Work to be completed:
Count every line where "name" shows up, and give that number only.

Data to use:
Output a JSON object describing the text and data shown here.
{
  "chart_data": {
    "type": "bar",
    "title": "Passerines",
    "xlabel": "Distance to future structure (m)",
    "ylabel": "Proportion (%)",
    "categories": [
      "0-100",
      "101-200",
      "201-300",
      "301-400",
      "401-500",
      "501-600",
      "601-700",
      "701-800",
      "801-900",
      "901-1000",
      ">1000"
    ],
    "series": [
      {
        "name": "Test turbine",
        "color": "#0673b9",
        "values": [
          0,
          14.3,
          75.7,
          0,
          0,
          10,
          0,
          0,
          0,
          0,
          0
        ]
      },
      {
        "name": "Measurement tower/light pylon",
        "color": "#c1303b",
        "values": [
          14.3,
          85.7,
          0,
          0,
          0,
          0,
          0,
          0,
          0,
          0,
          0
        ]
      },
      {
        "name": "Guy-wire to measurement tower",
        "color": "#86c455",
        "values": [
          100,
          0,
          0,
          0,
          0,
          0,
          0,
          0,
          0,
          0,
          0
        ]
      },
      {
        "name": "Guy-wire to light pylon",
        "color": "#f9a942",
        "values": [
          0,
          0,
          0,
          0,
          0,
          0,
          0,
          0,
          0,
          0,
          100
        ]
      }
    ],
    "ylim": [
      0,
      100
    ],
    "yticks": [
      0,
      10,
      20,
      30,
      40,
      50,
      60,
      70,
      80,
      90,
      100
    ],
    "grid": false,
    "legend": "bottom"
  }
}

==

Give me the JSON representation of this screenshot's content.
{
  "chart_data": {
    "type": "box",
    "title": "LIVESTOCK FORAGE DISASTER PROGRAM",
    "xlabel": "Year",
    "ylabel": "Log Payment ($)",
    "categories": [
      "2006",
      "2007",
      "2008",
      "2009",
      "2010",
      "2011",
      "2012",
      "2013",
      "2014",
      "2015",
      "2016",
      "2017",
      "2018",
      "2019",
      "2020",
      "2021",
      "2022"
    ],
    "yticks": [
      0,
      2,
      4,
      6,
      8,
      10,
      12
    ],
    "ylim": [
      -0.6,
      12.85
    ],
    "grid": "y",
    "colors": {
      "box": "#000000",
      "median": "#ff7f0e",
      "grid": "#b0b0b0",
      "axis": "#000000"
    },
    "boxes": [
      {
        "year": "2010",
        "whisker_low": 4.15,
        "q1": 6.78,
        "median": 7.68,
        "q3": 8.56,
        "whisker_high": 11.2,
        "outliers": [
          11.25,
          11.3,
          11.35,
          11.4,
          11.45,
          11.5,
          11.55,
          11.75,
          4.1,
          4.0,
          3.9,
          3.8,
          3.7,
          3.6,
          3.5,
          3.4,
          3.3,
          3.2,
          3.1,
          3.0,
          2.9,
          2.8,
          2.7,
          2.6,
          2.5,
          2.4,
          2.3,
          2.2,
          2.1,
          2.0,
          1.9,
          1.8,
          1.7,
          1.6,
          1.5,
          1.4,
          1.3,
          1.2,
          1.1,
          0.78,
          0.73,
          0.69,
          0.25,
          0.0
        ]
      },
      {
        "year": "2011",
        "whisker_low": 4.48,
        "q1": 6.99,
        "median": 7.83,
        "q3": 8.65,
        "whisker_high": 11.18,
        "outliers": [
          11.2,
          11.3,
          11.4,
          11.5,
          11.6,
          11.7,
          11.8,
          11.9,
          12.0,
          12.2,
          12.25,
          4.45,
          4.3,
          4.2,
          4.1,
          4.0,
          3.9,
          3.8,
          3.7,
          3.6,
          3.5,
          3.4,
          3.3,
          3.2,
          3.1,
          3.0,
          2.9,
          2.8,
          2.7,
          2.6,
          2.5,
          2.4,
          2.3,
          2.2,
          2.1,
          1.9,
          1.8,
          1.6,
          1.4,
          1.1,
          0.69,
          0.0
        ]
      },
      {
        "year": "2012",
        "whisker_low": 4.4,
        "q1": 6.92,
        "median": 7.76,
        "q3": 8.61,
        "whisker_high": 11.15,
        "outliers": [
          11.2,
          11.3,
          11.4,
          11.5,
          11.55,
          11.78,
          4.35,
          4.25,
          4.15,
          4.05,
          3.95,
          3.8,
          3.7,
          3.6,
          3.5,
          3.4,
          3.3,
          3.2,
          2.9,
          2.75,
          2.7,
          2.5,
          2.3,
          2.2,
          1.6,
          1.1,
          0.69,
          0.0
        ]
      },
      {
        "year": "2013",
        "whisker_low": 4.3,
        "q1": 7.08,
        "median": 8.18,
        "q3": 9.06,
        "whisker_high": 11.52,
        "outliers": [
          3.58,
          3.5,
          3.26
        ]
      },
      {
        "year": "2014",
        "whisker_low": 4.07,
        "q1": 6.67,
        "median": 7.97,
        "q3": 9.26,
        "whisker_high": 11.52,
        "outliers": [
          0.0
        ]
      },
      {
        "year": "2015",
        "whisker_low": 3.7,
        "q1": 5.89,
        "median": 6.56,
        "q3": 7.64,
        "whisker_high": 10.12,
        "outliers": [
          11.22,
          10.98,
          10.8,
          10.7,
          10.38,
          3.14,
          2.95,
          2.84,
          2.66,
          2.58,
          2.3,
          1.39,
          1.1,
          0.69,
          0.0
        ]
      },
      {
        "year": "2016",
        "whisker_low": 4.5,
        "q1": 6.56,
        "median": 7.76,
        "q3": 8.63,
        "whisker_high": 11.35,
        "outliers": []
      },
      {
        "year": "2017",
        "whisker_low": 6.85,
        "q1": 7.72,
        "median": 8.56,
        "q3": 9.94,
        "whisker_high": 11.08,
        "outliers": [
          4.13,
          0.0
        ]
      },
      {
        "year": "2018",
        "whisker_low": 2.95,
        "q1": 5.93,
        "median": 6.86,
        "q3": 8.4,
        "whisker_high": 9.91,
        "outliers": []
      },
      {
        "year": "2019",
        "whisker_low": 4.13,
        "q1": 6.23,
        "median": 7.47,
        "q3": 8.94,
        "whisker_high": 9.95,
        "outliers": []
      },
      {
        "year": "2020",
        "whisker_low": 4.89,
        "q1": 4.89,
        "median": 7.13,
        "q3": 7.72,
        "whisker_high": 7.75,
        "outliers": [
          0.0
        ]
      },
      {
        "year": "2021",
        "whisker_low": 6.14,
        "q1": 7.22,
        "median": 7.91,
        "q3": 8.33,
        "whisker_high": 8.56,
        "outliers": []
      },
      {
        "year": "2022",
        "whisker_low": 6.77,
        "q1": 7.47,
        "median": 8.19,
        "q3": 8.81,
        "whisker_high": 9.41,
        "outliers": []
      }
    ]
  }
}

--

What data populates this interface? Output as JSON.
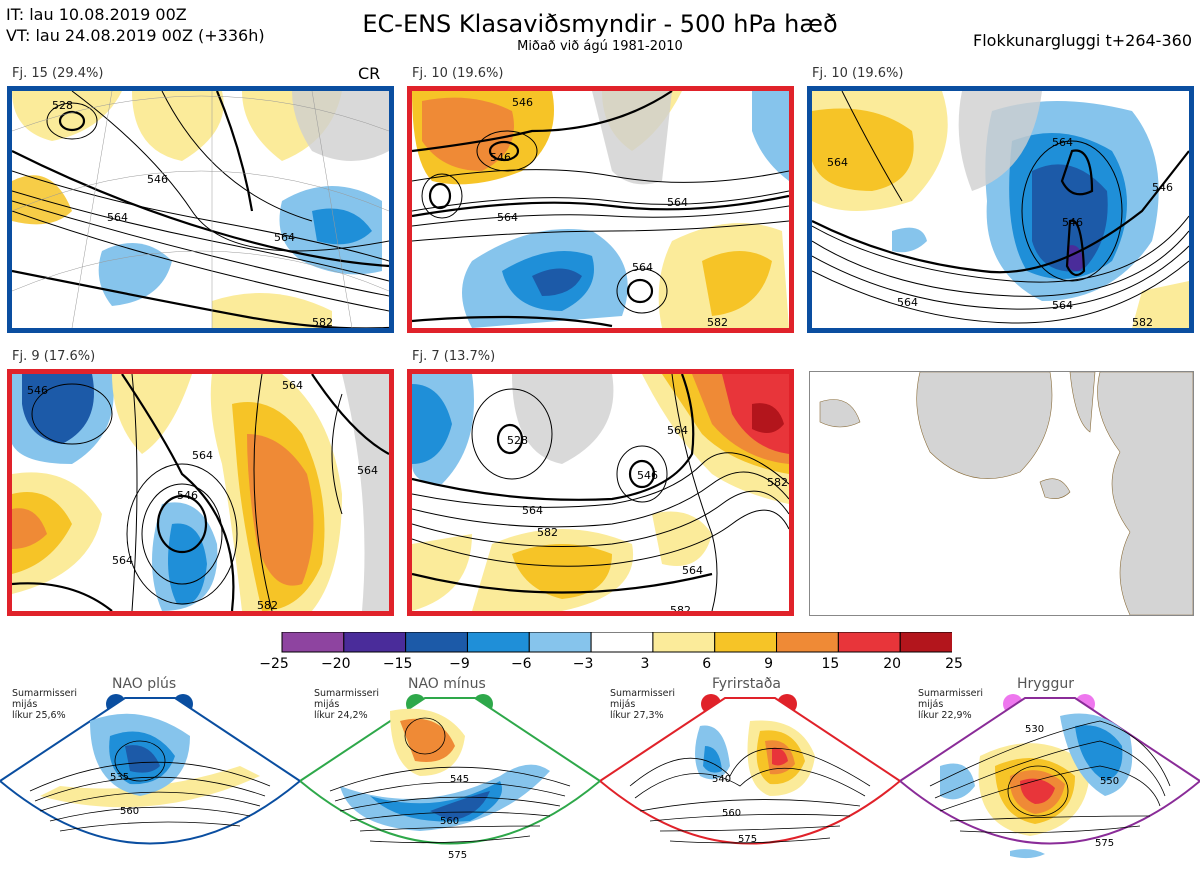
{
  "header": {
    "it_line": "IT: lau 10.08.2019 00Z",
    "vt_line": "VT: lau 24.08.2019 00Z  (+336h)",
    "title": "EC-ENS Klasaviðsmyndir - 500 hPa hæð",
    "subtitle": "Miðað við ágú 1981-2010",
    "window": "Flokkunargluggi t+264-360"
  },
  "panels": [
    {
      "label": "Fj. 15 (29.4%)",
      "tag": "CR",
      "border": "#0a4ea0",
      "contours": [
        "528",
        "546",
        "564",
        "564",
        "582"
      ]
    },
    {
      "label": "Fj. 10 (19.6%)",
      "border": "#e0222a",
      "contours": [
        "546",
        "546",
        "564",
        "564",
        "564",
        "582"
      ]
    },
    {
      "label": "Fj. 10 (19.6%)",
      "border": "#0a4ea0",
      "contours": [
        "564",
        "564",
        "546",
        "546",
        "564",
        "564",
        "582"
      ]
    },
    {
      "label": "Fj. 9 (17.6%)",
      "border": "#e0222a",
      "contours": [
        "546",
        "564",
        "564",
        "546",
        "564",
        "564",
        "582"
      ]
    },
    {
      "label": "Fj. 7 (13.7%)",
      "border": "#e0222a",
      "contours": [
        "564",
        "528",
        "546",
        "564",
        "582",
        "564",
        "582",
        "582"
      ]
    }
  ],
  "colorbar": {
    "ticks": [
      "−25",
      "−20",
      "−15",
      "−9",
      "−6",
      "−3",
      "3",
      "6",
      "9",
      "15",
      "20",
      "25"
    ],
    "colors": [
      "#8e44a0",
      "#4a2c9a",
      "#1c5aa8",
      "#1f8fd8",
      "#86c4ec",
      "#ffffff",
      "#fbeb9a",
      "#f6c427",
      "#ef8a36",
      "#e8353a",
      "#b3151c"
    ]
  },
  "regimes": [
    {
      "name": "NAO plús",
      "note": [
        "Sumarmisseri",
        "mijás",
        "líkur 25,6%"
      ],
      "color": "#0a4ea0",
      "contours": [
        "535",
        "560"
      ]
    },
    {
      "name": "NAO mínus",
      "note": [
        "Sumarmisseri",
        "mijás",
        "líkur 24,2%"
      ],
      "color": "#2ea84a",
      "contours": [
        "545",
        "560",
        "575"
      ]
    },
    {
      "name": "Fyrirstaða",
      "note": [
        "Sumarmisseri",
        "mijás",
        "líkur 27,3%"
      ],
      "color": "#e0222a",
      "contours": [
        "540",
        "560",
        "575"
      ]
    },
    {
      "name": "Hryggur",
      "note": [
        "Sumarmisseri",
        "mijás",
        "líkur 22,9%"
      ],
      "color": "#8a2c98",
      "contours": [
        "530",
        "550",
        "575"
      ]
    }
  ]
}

The completed task:
8